- WORK INSTRUCTIONS: Print each record exactly, with no word added or removed.
******
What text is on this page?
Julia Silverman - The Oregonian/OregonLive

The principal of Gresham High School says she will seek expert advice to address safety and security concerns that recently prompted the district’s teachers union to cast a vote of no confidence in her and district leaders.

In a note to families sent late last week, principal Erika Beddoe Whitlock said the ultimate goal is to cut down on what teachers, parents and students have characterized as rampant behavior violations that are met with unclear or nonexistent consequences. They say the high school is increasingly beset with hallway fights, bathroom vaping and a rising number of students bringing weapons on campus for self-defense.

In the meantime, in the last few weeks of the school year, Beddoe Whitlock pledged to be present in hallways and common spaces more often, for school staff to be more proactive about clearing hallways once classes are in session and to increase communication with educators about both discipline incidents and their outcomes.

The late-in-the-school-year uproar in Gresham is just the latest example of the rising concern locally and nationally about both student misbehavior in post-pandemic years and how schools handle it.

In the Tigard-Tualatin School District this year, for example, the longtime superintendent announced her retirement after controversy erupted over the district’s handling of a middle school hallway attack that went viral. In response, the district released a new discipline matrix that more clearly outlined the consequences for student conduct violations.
******
- PROBLEM SOLUTION:
What text is on this page?
Julia Silverman - The Oregonian/OregonLive

The principal of Gresham High School says she will seek expert advice to address safety and security concerns that recently prompted the district’s teachers union to cast a vote of no confidence in her and district leaders.

In a note to families sent late last week, principal Erika Beddoe Whitlock said the ultimate goal is to cut down on what teachers, parents and students have characterized as rampant behavior violations that are met with unclear or nonexistent consequences. They say the high school is increasingly beset with hallway fights, bathroom vaping and a rising number of students bringing weapons on campus for self-defense.

In the meantime, in the last few weeks of the school year, Beddoe Whitlock pledged to be present in hallways and common spaces more often, for school staff to be more proactive about clearing hallways once classes are in session and to increase communication with educators about both discipline incidents and their outcomes.

The late-in-the-school-year uproar in Gresham is just the latest example of the rising concern locally and nationally about both student misbehavior in post-pandemic years and how schools handle it.

In the Tigard-Tualatin School District this year, for example, the longtime superintendent announced her retirement after controversy erupted over the district’s handling of a middle school hallway attack that went viral. In response, the district released a new discipline matrix that more clearly outlined the consequences for student conduct violations.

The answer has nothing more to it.